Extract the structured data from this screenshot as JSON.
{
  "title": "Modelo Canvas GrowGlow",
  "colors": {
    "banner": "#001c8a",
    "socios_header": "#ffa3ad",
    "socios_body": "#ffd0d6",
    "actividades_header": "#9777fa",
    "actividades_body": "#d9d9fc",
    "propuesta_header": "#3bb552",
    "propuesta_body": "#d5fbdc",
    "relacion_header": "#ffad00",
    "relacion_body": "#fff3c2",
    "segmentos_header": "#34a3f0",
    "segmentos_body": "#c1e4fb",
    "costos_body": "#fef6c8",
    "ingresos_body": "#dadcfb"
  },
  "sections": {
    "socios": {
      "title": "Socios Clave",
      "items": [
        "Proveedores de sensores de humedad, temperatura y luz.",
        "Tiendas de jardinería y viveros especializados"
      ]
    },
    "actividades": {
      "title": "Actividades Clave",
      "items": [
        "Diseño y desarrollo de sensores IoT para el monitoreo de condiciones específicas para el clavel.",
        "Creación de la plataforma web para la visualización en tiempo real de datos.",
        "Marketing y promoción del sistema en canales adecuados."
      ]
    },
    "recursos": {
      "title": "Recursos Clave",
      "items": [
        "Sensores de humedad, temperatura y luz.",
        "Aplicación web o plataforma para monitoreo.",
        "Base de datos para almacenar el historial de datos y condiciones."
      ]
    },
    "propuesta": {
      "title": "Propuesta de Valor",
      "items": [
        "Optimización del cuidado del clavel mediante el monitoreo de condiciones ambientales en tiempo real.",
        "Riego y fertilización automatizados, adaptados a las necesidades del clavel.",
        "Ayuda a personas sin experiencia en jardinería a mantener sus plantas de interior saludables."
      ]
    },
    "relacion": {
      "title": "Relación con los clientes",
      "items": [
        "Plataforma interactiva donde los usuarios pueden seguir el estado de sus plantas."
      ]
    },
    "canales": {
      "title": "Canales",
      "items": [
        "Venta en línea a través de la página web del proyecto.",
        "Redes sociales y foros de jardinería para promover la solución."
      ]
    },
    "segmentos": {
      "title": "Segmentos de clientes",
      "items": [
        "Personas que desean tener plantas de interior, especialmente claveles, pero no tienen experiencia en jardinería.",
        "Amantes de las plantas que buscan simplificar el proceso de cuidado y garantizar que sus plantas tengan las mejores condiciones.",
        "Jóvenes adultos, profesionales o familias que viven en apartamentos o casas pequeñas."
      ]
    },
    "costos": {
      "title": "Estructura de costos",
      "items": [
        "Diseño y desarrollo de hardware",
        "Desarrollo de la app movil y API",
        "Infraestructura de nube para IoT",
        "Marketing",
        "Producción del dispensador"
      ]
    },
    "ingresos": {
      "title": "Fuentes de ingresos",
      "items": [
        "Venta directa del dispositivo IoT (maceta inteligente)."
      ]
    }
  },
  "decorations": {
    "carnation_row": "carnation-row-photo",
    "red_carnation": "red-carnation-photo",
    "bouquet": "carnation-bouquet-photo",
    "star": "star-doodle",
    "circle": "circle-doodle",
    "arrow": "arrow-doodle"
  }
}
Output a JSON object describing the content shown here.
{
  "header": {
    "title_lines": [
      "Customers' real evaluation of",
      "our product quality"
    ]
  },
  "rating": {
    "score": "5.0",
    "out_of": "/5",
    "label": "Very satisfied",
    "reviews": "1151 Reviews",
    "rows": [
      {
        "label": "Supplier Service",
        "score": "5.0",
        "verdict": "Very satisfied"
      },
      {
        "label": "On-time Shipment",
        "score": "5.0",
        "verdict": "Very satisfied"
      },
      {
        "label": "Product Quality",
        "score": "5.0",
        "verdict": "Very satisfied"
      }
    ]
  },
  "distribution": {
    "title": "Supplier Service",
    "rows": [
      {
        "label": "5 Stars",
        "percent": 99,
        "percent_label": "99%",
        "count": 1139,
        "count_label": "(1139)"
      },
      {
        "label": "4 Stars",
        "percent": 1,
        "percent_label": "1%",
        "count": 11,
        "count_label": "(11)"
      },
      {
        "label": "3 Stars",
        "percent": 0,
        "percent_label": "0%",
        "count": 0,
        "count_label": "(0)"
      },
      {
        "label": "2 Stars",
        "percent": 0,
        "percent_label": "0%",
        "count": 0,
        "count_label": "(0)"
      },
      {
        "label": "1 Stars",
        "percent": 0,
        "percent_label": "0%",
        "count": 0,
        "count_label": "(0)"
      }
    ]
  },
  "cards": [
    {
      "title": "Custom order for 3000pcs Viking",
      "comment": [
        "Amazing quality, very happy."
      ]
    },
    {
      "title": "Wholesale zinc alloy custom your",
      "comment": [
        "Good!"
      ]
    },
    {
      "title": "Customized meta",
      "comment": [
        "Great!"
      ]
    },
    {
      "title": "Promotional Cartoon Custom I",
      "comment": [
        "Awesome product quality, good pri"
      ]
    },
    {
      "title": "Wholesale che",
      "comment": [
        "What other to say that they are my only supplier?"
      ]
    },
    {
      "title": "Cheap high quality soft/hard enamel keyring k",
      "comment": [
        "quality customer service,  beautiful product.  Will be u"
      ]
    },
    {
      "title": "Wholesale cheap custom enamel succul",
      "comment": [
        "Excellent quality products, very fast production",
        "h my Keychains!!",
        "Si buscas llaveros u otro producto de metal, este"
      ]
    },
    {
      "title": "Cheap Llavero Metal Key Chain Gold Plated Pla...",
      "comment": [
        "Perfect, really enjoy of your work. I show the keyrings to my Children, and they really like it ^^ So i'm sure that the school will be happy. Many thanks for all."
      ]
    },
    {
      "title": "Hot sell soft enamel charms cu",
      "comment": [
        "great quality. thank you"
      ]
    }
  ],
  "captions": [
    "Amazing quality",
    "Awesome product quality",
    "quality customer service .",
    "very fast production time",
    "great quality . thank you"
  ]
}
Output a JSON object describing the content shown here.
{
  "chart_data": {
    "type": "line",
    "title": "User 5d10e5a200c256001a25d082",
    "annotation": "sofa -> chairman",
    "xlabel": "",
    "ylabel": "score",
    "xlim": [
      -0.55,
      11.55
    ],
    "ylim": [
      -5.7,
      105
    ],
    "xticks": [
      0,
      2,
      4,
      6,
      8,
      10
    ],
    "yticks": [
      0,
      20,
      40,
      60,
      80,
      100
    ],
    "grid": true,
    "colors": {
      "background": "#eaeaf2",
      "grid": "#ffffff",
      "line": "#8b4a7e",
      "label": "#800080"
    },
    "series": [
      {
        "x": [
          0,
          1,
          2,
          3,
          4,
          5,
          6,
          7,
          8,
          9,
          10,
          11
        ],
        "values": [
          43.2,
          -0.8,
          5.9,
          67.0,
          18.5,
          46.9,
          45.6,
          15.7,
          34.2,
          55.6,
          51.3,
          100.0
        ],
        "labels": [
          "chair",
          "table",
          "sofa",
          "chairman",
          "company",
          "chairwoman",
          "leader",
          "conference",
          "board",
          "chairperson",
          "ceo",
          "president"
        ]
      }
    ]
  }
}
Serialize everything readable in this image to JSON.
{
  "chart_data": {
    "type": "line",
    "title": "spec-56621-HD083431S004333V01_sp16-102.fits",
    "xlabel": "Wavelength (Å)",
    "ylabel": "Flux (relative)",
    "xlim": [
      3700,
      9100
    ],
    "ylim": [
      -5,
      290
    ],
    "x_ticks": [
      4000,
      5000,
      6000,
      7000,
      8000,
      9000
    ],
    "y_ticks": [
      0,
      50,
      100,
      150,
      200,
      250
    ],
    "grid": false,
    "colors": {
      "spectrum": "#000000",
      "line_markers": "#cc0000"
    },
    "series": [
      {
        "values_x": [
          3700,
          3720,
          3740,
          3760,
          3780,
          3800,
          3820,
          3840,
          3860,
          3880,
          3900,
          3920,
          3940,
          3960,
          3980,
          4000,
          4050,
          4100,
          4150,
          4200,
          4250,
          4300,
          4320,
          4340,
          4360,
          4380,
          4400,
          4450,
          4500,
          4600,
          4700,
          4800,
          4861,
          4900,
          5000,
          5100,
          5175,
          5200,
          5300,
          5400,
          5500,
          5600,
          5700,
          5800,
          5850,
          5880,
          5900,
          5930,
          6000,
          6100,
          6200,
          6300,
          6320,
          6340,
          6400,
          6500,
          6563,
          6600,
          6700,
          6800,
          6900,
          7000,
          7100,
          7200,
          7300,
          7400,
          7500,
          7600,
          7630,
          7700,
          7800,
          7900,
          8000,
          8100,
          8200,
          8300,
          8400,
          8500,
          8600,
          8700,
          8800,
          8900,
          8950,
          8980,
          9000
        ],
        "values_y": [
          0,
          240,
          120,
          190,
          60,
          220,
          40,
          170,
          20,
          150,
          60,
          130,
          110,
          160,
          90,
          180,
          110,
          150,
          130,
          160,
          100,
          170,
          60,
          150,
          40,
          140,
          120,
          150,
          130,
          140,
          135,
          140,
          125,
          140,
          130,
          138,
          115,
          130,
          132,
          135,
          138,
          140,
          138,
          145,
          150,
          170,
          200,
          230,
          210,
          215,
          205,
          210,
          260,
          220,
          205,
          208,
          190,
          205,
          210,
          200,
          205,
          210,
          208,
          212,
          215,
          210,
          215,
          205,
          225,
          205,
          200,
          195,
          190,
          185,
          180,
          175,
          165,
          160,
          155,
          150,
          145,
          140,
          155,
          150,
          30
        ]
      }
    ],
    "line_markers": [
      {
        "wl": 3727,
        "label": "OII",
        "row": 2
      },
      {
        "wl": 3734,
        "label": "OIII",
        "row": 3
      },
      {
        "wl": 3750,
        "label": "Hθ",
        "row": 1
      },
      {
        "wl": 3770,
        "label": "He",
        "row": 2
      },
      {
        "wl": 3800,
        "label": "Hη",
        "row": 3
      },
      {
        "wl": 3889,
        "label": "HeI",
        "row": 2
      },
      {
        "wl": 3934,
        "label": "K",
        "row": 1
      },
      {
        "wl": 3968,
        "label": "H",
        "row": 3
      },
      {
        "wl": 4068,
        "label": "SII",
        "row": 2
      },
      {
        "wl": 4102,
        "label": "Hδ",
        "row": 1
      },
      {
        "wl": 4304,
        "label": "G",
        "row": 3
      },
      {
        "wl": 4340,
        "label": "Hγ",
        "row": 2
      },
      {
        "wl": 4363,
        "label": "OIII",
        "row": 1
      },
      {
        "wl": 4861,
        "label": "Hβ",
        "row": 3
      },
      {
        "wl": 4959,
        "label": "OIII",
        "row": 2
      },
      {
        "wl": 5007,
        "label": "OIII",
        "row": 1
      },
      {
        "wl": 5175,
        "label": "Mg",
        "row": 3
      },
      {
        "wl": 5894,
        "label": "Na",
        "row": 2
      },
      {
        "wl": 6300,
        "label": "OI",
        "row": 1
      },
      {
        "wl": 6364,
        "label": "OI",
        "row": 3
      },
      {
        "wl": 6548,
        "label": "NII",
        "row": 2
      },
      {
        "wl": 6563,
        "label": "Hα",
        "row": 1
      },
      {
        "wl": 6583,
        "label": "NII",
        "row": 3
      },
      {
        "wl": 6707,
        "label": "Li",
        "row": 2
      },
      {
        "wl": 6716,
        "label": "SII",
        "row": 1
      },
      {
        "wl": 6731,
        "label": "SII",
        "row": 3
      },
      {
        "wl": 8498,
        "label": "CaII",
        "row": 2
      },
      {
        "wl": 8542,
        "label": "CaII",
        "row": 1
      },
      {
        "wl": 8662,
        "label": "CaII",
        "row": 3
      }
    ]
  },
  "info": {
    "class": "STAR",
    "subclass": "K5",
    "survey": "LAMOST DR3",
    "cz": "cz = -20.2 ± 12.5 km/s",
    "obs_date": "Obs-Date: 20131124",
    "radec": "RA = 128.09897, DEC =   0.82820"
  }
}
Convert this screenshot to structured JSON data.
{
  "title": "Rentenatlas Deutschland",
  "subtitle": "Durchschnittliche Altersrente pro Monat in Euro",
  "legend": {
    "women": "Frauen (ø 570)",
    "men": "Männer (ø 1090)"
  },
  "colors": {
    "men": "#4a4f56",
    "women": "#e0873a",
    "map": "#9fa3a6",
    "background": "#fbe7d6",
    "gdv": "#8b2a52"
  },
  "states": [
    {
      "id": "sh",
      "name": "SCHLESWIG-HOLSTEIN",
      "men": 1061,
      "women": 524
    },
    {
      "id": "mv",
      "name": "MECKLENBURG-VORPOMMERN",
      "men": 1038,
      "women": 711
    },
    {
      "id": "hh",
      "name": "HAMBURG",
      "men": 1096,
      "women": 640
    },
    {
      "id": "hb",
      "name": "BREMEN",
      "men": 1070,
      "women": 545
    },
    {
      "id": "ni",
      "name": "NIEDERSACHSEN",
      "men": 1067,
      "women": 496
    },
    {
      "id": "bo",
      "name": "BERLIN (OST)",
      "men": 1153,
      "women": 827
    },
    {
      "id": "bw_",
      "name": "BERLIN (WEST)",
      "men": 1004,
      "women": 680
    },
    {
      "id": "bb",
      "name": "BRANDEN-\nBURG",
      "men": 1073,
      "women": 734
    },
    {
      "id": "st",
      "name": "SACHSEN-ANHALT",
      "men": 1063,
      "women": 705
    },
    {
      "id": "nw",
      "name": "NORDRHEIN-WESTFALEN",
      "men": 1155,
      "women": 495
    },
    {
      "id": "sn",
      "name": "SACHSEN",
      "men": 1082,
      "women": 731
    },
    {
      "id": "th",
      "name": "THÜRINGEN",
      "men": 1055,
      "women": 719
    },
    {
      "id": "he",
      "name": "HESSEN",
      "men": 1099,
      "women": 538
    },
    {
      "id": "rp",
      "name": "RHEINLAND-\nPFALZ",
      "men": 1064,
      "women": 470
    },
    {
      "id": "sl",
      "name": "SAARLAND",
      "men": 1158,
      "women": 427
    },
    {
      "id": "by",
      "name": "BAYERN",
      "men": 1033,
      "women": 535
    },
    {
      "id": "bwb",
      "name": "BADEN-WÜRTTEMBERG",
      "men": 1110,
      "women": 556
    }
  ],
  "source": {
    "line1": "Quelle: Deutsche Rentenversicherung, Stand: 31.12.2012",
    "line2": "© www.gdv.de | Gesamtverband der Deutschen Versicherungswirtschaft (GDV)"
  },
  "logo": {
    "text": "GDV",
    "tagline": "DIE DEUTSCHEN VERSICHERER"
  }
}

» **AIM**
Lines holding the word "carnation" in the entries above are the ones to pull out. Copy them all.

» **COMPLETED TASK**
    "carnation_row": "carnation-row-photo",
    "red_carnation": "red-carnation-photo",
    "bouquet": "carnation-bouquet-photo",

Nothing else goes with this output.